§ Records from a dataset
- - - -

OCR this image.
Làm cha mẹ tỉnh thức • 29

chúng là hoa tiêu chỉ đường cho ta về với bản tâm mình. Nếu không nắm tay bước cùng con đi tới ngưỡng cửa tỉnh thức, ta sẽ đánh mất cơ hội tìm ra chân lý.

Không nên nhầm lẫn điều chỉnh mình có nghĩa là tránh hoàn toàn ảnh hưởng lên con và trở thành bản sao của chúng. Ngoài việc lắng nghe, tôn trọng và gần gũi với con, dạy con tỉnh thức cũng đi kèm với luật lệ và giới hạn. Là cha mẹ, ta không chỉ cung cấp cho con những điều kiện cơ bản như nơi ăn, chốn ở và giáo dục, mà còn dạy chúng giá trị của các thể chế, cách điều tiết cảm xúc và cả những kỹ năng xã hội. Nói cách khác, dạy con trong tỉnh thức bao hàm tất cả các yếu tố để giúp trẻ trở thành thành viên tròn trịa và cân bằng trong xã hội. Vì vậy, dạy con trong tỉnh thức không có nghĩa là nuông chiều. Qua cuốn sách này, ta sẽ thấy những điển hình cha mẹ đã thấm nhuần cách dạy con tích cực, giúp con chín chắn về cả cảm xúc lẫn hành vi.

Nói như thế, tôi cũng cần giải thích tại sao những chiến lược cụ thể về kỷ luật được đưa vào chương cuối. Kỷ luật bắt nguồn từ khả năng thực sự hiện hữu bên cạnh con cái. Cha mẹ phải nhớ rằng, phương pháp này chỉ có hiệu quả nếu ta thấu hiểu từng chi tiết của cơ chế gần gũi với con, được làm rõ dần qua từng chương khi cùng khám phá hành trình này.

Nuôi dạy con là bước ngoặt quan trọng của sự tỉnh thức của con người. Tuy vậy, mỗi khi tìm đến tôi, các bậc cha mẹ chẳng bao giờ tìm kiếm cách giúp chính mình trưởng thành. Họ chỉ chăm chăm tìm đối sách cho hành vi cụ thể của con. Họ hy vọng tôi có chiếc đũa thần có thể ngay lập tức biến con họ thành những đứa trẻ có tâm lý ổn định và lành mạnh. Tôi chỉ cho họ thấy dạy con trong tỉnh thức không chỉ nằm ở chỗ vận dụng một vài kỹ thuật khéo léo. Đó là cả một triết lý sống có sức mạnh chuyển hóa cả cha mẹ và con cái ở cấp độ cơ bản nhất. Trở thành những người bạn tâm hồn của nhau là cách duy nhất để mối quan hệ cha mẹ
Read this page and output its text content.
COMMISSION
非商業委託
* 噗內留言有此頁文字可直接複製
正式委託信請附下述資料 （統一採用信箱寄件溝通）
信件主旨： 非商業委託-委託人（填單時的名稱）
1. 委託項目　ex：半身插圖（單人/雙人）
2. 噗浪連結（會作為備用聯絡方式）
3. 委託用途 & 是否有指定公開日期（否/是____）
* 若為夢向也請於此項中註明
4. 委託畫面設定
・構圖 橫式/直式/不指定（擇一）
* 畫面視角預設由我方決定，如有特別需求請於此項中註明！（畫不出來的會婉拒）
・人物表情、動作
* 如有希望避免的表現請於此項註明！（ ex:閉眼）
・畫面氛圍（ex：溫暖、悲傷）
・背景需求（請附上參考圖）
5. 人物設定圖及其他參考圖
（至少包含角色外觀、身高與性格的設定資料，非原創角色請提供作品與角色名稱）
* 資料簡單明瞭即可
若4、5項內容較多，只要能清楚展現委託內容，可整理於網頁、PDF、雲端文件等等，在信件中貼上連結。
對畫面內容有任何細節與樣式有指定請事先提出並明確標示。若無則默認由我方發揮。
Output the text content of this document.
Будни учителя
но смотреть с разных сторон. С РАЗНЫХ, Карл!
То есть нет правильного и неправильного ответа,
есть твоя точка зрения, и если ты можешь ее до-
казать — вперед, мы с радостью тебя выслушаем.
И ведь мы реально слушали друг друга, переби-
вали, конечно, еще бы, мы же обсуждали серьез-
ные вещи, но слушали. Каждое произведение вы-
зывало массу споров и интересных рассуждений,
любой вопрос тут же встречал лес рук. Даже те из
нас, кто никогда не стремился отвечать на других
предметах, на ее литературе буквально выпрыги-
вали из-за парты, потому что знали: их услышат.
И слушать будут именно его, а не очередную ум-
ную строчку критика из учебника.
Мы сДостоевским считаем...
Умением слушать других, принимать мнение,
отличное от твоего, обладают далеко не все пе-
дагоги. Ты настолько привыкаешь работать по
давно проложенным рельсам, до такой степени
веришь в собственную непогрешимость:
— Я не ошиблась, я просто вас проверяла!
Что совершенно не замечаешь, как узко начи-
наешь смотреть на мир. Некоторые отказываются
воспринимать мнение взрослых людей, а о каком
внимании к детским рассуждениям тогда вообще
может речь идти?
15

- - - -

§ WHAT YOU SHOULD DO
Return each line of the data that contains the string "content".

§ RESULT BELOW
Read this page and output its text content.
Output the text content of this document.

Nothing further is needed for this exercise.